Given instruction: Copy out the items exactly, from the very start down through the line containing "y-tick-label: 6.00 bbox=[84, 155, 105, 167]", including both ends.

Records from a collection
^^^^^^^^
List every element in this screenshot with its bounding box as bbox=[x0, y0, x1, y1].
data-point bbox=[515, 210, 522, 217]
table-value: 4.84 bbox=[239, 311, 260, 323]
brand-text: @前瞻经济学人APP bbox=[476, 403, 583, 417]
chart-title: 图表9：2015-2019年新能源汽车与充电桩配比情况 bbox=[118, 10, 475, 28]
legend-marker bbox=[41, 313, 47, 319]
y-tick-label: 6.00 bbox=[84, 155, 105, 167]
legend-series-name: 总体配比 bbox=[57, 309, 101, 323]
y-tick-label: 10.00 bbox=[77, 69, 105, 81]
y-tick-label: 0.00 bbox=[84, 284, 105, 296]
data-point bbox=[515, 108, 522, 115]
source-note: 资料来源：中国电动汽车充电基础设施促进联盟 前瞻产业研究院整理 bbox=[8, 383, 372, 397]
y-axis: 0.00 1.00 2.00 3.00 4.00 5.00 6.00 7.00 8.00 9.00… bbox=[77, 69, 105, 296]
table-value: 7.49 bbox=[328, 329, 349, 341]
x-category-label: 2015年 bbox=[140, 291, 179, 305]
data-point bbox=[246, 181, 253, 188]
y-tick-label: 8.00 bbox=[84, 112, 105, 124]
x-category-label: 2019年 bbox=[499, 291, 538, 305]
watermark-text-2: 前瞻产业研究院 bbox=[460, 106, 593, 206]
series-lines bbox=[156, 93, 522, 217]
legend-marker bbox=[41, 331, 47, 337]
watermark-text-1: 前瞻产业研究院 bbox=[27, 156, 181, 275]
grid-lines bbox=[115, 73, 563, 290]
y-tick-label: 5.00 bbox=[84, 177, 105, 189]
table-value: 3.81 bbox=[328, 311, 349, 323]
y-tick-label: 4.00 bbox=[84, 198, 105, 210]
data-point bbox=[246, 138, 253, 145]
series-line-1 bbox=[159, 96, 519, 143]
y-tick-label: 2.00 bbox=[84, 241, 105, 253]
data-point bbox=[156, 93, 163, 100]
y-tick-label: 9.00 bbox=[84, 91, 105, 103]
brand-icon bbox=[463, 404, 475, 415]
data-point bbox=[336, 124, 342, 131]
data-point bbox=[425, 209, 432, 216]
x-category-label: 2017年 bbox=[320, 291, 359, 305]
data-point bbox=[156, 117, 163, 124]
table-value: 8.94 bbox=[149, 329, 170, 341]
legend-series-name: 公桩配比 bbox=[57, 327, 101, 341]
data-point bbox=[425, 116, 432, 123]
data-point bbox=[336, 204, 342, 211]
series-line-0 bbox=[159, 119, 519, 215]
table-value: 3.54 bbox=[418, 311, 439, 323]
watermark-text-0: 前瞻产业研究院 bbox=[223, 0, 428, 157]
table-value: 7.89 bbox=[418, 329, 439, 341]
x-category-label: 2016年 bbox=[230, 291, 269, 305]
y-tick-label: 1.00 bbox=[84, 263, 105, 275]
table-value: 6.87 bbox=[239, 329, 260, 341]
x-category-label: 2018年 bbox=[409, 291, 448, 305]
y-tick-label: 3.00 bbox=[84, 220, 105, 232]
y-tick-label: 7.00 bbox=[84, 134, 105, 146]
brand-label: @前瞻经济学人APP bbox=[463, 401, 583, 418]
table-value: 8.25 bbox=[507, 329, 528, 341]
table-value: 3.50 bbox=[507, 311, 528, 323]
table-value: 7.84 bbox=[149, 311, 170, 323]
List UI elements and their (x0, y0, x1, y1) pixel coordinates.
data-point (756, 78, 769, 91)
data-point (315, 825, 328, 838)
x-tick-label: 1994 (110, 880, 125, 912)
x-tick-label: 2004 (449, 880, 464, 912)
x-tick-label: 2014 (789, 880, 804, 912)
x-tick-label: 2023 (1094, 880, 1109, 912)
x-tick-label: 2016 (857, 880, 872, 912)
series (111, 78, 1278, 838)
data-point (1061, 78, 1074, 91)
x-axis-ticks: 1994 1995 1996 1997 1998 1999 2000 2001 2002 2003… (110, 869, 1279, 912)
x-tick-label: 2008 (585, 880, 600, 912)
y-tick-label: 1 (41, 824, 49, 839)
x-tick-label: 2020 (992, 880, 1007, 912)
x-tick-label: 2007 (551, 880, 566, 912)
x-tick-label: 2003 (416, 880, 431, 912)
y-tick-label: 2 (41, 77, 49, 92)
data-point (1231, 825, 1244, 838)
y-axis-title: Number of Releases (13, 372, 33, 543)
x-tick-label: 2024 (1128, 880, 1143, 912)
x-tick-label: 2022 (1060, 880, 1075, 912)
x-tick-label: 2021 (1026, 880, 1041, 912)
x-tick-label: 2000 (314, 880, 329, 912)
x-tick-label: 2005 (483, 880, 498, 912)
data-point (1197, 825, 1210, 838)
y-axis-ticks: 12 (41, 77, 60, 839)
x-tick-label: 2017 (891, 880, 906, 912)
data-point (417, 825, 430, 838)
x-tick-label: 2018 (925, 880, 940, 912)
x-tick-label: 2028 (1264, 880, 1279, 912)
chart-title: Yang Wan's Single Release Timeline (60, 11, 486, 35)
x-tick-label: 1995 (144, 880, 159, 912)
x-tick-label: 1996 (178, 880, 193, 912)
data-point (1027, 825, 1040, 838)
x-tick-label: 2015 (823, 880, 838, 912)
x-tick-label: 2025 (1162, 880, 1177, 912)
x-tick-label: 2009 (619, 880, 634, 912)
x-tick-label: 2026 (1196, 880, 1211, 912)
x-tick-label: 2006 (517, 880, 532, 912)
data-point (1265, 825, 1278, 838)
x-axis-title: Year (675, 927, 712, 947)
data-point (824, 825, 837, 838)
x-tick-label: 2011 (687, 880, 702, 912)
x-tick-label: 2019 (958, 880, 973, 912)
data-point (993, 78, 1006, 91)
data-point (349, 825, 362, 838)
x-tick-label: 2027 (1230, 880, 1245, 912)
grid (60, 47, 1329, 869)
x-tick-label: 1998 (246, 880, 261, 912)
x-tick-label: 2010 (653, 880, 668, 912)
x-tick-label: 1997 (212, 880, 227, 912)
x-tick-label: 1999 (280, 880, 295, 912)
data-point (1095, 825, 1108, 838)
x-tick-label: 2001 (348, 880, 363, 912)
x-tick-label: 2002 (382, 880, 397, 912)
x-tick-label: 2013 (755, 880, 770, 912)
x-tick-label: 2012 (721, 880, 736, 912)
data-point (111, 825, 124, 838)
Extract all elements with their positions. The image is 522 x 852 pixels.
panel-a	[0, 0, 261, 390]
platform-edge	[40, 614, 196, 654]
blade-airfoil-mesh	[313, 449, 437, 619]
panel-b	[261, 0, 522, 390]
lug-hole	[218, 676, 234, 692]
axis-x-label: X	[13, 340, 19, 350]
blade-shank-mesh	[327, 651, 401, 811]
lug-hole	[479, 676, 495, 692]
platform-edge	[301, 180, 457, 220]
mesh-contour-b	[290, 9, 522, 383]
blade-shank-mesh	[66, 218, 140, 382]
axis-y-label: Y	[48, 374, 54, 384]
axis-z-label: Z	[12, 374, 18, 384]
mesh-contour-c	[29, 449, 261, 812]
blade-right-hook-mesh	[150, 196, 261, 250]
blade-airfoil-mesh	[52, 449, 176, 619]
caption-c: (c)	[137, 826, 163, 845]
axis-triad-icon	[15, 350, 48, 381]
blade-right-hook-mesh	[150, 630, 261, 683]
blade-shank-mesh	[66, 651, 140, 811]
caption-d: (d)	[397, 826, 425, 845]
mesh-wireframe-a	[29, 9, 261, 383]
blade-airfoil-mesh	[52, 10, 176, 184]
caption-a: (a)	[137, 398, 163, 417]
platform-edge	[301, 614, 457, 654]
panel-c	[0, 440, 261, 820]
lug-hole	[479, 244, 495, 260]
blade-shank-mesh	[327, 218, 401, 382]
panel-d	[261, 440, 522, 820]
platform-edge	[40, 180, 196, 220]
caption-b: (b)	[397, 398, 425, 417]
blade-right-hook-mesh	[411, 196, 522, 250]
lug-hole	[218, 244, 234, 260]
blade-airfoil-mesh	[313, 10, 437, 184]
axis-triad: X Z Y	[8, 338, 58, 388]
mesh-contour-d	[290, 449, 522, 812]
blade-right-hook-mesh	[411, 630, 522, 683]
^^^^^^^^
Written answer:
List every element in this screenshot with its bounding box as bbox=[x0, y0, x1, y1].
data-point bbox=[515, 210, 522, 217]
table-value: 4.84 bbox=[239, 311, 260, 323]
brand-text: @前瞻经济学人APP bbox=[476, 403, 583, 417]
chart-title: 图表9：2015-2019年新能源汽车与充电桩配比情况 bbox=[118, 10, 475, 28]
legend-marker bbox=[41, 313, 47, 319]
y-tick-label: 6.00 bbox=[84, 155, 105, 167]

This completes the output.